◆ Given instruction
Copy the lines below verbatim, but only from the line containing "Decode this image" through the end of the data.

########################################

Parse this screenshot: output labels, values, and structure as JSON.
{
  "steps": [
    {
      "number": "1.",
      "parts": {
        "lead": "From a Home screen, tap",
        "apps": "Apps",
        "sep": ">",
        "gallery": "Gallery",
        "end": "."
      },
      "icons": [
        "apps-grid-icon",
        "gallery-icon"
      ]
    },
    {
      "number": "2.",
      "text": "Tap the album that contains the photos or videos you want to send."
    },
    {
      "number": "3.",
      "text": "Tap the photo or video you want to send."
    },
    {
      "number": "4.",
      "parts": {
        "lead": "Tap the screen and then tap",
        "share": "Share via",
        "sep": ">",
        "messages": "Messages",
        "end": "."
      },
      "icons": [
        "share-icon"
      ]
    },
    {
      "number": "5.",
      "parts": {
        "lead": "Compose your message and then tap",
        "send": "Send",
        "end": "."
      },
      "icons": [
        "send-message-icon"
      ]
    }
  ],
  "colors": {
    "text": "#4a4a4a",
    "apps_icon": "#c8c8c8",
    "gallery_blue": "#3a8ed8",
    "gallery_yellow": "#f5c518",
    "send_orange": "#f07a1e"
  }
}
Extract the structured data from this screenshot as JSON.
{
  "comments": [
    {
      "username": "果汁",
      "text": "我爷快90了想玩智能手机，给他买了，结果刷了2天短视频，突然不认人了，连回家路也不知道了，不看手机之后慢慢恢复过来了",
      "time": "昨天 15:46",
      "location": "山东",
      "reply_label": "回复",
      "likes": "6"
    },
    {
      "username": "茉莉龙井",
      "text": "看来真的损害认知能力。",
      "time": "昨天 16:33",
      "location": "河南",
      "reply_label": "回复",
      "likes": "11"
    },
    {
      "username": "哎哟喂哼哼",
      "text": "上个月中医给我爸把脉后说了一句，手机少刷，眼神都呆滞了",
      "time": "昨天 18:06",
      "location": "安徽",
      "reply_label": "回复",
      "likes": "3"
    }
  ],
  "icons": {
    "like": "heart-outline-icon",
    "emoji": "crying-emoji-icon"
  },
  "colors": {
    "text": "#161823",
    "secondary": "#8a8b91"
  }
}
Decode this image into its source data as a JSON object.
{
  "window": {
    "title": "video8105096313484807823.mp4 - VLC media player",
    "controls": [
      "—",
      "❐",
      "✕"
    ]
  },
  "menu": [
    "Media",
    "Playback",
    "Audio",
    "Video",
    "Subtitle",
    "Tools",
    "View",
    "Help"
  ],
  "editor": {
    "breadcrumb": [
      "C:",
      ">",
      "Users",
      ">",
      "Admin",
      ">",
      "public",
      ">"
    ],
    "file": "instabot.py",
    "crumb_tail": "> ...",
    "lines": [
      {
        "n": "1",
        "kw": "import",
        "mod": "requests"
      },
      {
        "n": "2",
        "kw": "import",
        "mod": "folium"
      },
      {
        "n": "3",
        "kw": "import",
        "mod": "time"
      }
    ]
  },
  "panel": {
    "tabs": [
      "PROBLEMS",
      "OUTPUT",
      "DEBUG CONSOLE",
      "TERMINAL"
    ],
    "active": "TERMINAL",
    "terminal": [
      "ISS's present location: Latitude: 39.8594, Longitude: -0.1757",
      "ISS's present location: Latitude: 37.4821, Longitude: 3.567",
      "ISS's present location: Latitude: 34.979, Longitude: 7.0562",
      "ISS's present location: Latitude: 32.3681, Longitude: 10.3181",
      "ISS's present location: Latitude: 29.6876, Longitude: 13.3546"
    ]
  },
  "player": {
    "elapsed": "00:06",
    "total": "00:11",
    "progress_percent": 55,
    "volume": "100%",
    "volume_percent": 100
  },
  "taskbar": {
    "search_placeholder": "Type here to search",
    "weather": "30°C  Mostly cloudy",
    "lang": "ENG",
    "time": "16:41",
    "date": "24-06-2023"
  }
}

########################################

◆ Result of the exercise
Decode this image into its source data as a JSON object.
{
  "window": {
    "title": "video8105096313484807823.mp4 - VLC media player",
    "controls": [
      "—",
      "❐",
      "✕"
    ]
  },
  "menu": [
    "Media",
    "Playback",
    "Audio",
    "Video",
    "Subtitle",
    "Tools",
    "View",
    "Help"
  ],
  "editor": {
    "breadcrumb": [
      "C:",
      ">",
      "Users",
      ">",
      "Admin",
      ">",
      "public",
      ">"
    ],
    "file": "instabot.py",
    "crumb_tail": "> ...",
    "lines": [
      {
        "n": "1",
        "kw": "import",
        "mod": "requests"
      },
      {
        "n": "2",
        "kw": "import",
        "mod": "folium"
      },
      {
        "n": "3",
        "kw": "import",
        "mod": "time"
      }
    ]
  },
  "panel": {
    "tabs": [
      "PROBLEMS",
      "OUTPUT",
      "DEBUG CONSOLE",
      "TERMINAL"
    ],
    "active": "TERMINAL",
    "terminal": [
      "ISS's present location: Latitude: 39.8594, Longitude: -0.1757",
      "ISS's present location: Latitude: 37.4821, Longitude: 3.567",
      "ISS's present location: Latitude: 34.979, Longitude: 7.0562",
      "ISS's present location: Latitude: 32.3681, Longitude: 10.3181",
      "ISS's present location: Latitude: 29.6876, Longitude: 13.3546"
    ]
  },
  "player": {
    "elapsed": "00:06",
    "total": "00:11",
    "progress_percent": 55,
    "volume": "100%",
    "volume_percent": 100
  },
  "taskbar": {
    "search_placeholder": "Type here to search",
    "weather": "30°C  Mostly cloudy",
    "lang": "ENG",
    "time": "16:41",
    "date": "24-06-2023"
  }
}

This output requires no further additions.